───── Data to use ─────
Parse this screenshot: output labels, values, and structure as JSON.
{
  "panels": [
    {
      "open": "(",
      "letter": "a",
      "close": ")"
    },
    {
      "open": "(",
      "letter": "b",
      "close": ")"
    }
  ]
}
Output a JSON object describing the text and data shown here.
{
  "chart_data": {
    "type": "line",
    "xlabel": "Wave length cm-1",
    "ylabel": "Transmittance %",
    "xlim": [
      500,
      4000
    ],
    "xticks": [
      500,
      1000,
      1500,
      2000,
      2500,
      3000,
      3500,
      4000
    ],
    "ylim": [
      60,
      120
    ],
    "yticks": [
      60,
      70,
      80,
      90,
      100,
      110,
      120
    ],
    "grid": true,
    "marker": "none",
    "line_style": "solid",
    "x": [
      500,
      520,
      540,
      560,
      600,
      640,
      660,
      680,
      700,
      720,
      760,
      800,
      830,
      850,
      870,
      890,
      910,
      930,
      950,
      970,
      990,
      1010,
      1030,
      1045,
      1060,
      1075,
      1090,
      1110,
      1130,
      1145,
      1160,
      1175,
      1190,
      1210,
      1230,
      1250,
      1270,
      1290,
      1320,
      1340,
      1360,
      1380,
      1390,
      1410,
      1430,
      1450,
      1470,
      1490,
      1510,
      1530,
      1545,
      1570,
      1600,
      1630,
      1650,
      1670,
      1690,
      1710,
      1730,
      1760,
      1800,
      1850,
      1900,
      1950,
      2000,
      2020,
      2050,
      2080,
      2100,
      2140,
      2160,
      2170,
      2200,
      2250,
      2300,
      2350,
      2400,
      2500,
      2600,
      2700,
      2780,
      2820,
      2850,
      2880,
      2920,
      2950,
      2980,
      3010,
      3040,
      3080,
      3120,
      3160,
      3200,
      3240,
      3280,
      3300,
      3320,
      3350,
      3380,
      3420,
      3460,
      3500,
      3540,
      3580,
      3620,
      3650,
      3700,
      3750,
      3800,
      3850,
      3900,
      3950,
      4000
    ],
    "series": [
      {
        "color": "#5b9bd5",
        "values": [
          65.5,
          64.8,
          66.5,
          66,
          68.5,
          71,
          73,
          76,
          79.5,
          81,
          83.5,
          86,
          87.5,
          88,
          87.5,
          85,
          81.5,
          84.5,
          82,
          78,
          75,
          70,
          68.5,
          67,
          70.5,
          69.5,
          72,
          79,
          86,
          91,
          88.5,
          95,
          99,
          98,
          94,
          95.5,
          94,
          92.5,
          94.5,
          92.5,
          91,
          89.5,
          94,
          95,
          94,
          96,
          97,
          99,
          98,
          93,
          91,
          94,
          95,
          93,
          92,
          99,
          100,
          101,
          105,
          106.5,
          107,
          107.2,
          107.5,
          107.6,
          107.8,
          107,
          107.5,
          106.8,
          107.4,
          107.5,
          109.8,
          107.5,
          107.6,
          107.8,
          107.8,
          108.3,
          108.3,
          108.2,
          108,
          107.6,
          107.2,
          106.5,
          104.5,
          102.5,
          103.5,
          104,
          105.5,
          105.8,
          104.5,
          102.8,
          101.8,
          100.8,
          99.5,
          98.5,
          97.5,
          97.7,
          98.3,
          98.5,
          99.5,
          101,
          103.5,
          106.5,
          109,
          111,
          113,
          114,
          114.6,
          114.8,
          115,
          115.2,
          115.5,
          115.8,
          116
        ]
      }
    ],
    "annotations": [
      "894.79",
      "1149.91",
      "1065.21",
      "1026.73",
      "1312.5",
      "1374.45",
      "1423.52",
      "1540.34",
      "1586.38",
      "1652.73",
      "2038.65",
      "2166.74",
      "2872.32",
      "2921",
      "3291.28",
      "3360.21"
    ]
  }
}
─────
Directive:
Select the lines that carry the string "JSON" and copy them.

Finished task:
Parse this screenshot: output labels, values, and structure as JSON.
Output a JSON object describing the text and data shown here.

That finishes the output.